• _Given exercise_
Please rewrite the rows below with each "volume-bar" changed to "vol-bar" and everything else kept the same, leaving out the pictures.

• _Listing_
-- Start --
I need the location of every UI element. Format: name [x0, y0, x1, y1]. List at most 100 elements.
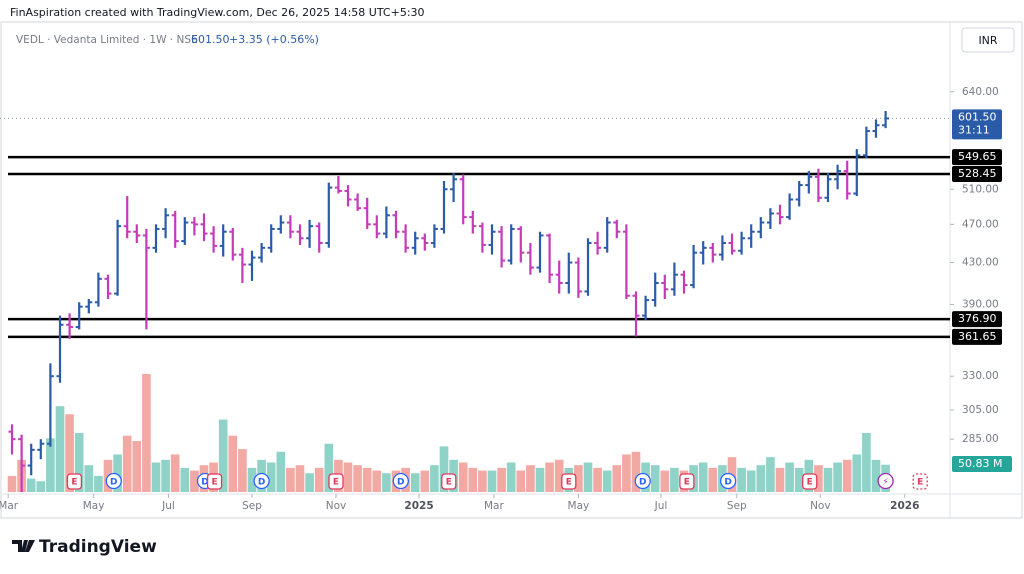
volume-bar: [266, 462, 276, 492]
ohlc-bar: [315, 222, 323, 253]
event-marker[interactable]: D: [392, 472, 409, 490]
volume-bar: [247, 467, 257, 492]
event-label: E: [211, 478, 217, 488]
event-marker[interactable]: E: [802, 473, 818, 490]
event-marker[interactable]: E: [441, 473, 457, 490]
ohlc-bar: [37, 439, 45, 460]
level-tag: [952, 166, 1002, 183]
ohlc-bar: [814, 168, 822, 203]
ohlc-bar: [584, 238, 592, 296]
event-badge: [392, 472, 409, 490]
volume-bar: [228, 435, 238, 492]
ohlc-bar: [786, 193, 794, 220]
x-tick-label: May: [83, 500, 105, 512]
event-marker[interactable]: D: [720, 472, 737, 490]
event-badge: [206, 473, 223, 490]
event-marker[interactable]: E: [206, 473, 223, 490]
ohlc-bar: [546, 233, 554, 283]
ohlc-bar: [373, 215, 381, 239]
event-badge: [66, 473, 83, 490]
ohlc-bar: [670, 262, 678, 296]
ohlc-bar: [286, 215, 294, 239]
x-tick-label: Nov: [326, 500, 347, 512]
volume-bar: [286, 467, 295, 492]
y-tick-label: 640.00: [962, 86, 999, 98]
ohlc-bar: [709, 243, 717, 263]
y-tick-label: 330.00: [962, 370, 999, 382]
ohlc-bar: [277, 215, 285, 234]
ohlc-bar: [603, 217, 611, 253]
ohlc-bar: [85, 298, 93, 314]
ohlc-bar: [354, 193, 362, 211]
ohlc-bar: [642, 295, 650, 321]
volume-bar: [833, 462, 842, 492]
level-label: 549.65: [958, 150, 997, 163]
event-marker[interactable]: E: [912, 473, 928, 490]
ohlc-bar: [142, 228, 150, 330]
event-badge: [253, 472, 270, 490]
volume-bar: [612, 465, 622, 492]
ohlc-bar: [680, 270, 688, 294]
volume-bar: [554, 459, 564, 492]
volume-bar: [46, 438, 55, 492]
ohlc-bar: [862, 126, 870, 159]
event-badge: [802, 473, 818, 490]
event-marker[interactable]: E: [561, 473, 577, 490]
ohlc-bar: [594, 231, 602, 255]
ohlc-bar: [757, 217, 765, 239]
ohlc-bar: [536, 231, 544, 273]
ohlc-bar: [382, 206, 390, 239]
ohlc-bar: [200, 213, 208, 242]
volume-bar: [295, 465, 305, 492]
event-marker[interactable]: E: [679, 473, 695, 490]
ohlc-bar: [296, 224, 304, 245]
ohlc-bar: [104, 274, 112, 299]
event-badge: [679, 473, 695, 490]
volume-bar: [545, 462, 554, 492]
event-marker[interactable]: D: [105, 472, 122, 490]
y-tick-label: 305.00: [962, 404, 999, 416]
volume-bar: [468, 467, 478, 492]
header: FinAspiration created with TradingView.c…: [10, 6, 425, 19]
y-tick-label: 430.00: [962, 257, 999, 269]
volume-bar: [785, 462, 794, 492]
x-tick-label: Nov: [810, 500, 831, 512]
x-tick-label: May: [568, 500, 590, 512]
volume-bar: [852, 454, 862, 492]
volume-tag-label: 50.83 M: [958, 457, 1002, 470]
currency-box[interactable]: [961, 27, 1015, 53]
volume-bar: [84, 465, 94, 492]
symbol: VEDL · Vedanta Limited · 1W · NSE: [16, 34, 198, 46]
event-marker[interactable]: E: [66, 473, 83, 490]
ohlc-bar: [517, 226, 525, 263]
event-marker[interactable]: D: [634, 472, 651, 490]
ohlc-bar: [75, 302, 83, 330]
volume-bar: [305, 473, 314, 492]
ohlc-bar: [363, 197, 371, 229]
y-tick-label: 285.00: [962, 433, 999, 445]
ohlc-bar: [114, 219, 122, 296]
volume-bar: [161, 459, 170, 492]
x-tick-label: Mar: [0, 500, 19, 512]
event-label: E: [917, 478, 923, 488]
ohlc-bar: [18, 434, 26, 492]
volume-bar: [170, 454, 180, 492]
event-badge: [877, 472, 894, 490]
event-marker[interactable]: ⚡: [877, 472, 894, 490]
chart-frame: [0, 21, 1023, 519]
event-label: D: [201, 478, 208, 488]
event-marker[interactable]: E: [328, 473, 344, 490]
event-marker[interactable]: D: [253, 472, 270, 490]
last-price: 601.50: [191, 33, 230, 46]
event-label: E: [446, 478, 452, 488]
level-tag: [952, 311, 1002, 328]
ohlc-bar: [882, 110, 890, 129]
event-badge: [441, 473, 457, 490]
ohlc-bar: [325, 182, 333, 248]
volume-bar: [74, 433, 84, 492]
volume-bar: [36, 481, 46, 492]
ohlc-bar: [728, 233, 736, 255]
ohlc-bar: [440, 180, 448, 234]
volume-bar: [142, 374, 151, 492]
-- End --
• _The completed task_
I need the location of every UI element. Format: name [x0, y0, x1, y1]. List at most 100 elements.
vol-bar: [266, 462, 276, 492]
ohlc-bar: [315, 222, 323, 253]
event-marker[interactable]: D: [392, 472, 409, 490]
vol-bar: [247, 467, 257, 492]
event-label: E: [211, 478, 217, 488]
event-marker[interactable]: E: [802, 473, 818, 490]
event-marker[interactable]: E: [441, 473, 457, 490]
ohlc-bar: [37, 439, 45, 460]
level-tag: [952, 166, 1002, 183]
ohlc-bar: [814, 168, 822, 203]
ohlc-bar: [584, 238, 592, 296]
event-badge: [392, 472, 409, 490]
vol-bar: [228, 435, 238, 492]
ohlc-bar: [786, 193, 794, 220]
x-tick-label: May: [83, 500, 105, 512]
event-marker[interactable]: D: [720, 472, 737, 490]
event-badge: [206, 473, 223, 490]
event-marker[interactable]: E: [206, 473, 223, 490]
ohlc-bar: [546, 233, 554, 283]
ohlc-bar: [373, 215, 381, 239]
event-badge: [66, 473, 83, 490]
ohlc-bar: [670, 262, 678, 296]
ohlc-bar: [286, 215, 294, 239]
x-tick-label: Nov: [326, 500, 347, 512]
vol-bar: [286, 467, 295, 492]
y-tick-label: 640.00: [962, 86, 999, 98]
ohlc-bar: [709, 243, 717, 263]
y-tick-label: 330.00: [962, 370, 999, 382]
ohlc-bar: [277, 215, 285, 234]
ohlc-bar: [603, 217, 611, 253]
ohlc-bar: [85, 298, 93, 314]
ohlc-bar: [354, 193, 362, 211]
ohlc-bar: [642, 295, 650, 321]
vol-bar: [833, 462, 842, 492]
level-label: 549.65: [958, 150, 997, 163]
event-marker[interactable]: E: [912, 473, 928, 490]
ohlc-bar: [142, 228, 150, 330]
event-badge: [253, 472, 270, 490]
vol-bar: [612, 465, 622, 492]
ohlc-bar: [680, 270, 688, 294]
vol-bar: [554, 459, 564, 492]
vol-bar: [46, 438, 55, 492]
ohlc-bar: [862, 126, 870, 159]
event-badge: [802, 473, 818, 490]
event-marker[interactable]: E: [561, 473, 577, 490]
ohlc-bar: [594, 231, 602, 255]
ohlc-bar: [757, 217, 765, 239]
ohlc-bar: [536, 231, 544, 273]
ohlc-bar: [382, 206, 390, 239]
ohlc-bar: [200, 213, 208, 242]
vol-bar: [295, 465, 305, 492]
event-marker[interactable]: E: [679, 473, 695, 490]
ohlc-bar: [296, 224, 304, 245]
ohlc-bar: [104, 274, 112, 299]
event-badge: [679, 473, 695, 490]
vol-bar: [545, 462, 554, 492]
event-marker[interactable]: D: [105, 472, 122, 490]
y-tick-label: 305.00: [962, 404, 999, 416]
vol-bar: [468, 467, 478, 492]
header: FinAspiration created with TradingView.c…: [10, 6, 425, 19]
y-tick-label: 430.00: [962, 257, 999, 269]
vol-bar: [785, 462, 794, 492]
x-tick-label: Nov: [810, 500, 831, 512]
x-tick-label: May: [568, 500, 590, 512]
vol-bar: [852, 454, 862, 492]
volume-tag-label: 50.83 M: [958, 457, 1002, 470]
currency-box[interactable]: [961, 27, 1015, 53]
vol-bar: [84, 465, 94, 492]
symbol: VEDL · Vedanta Limited · 1W · NSE: [16, 34, 198, 46]
event-marker[interactable]: E: [66, 473, 83, 490]
ohlc-bar: [517, 226, 525, 263]
event-marker[interactable]: D: [634, 472, 651, 490]
ohlc-bar: [75, 302, 83, 330]
vol-bar: [305, 473, 314, 492]
ohlc-bar: [363, 197, 371, 229]
y-tick-label: 285.00: [962, 433, 999, 445]
ohlc-bar: [114, 219, 122, 296]
vol-bar: [161, 459, 170, 492]
x-tick-label: Mar: [0, 500, 19, 512]
event-label: E: [917, 478, 923, 488]
ohlc-bar: [18, 434, 26, 492]
vol-bar: [170, 454, 180, 492]
event-badge: [877, 472, 894, 490]
event-marker[interactable]: ⚡: [877, 472, 894, 490]
chart-frame: [0, 21, 1023, 519]
event-label: D: [201, 478, 208, 488]
event-marker[interactable]: E: [328, 473, 344, 490]
event-marker[interactable]: D: [253, 472, 270, 490]
last-price: 601.50: [191, 33, 230, 46]
event-label: E: [446, 478, 452, 488]
level-tag: [952, 311, 1002, 328]
ohlc-bar: [882, 110, 890, 129]
event-badge: [441, 473, 457, 490]
ohlc-bar: [325, 182, 333, 248]
vol-bar: [74, 433, 84, 492]
vol-bar: [36, 481, 46, 492]
ohlc-bar: [728, 233, 736, 255]
ohlc-bar: [440, 180, 448, 234]
vol-bar: [142, 374, 151, 492]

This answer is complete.